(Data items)
··········

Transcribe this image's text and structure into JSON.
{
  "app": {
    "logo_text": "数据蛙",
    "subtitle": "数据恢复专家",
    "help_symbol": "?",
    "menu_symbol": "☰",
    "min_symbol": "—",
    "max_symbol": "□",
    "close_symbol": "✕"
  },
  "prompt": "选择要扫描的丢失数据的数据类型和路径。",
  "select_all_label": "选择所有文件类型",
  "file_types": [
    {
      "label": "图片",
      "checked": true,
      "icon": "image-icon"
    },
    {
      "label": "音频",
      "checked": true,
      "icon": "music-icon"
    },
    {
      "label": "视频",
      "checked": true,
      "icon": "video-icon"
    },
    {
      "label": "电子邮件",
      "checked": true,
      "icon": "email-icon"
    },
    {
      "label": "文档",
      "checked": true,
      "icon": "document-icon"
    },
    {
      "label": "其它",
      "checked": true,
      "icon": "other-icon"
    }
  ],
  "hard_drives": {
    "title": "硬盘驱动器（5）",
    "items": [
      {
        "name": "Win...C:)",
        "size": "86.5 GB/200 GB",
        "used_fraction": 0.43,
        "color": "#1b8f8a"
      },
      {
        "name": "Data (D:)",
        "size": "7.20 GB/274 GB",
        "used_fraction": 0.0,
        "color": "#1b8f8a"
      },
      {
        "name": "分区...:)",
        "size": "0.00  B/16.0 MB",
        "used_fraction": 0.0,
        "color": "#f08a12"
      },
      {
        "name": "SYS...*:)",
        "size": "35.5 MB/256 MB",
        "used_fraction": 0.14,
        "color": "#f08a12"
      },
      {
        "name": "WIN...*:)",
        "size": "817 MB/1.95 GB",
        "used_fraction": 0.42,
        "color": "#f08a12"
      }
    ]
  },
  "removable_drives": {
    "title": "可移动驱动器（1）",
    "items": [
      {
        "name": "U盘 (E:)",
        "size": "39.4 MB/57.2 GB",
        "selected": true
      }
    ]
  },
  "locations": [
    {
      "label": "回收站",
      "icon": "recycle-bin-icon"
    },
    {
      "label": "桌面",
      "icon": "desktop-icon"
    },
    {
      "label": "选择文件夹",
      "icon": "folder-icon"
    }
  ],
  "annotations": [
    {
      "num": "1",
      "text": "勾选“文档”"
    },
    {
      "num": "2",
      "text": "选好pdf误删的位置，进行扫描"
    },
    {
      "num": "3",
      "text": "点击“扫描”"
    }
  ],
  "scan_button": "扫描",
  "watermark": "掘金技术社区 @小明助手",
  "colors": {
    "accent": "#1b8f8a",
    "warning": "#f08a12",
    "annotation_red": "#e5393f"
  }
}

··········

Given exercise = Write out the complete set of records exactly as given.

Worked solution =
Transcribe this image's text and structure into JSON.
{
  "app": {
    "logo_text": "数据蛙",
    "subtitle": "数据恢复专家",
    "help_symbol": "?",
    "menu_symbol": "☰",
    "min_symbol": "—",
    "max_symbol": "□",
    "close_symbol": "✕"
  },
  "prompt": "选择要扫描的丢失数据的数据类型和路径。",
  "select_all_label": "选择所有文件类型",
  "file_types": [
    {
      "label": "图片",
      "checked": true,
      "icon": "image-icon"
    },
    {
      "label": "音频",
      "checked": true,
      "icon": "music-icon"
    },
    {
      "label": "视频",
      "checked": true,
      "icon": "video-icon"
    },
    {
      "label": "电子邮件",
      "checked": true,
      "icon": "email-icon"
    },
    {
      "label": "文档",
      "checked": true,
      "icon": "document-icon"
    },
    {
      "label": "其它",
      "checked": true,
      "icon": "other-icon"
    }
  ],
  "hard_drives": {
    "title": "硬盘驱动器（5）",
    "items": [
      {
        "name": "Win...C:)",
        "size": "86.5 GB/200 GB",
        "used_fraction": 0.43,
        "color": "#1b8f8a"
      },
      {
        "name": "Data (D:)",
        "size": "7.20 GB/274 GB",
        "used_fraction": 0.0,
        "color": "#1b8f8a"
      },
      {
        "name": "分区...:)",
        "size": "0.00  B/16.0 MB",
        "used_fraction": 0.0,
        "color": "#f08a12"
      },
      {
        "name": "SYS...*:)",
        "size": "35.5 MB/256 MB",
        "used_fraction": 0.14,
        "color": "#f08a12"
      },
      {
        "name": "WIN...*:)",
        "size": "817 MB/1.95 GB",
        "used_fraction": 0.42,
        "color": "#f08a12"
      }
    ]
  },
  "removable_drives": {
    "title": "可移动驱动器（1）",
    "items": [
      {
        "name": "U盘 (E:)",
        "size": "39.4 MB/57.2 GB",
        "selected": true
      }
    ]
  },
  "locations": [
    {
      "label": "回收站",
      "icon": "recycle-bin-icon"
    },
    {
      "label": "桌面",
      "icon": "desktop-icon"
    },
    {
      "label": "选择文件夹",
      "icon": "folder-icon"
    }
  ],
  "annotations": [
    {
      "num": "1",
      "text": "勾选“文档”"
    },
    {
      "num": "2",
      "text": "选好pdf误删的位置，进行扫描"
    },
    {
      "num": "3",
      "text": "点击“扫描”"
    }
  ],
  "scan_button": "扫描",
  "watermark": "掘金技术社区 @小明助手",
  "colors": {
    "accent": "#1b8f8a",
    "warning": "#f08a12",
    "annotation_red": "#e5393f"
  }
}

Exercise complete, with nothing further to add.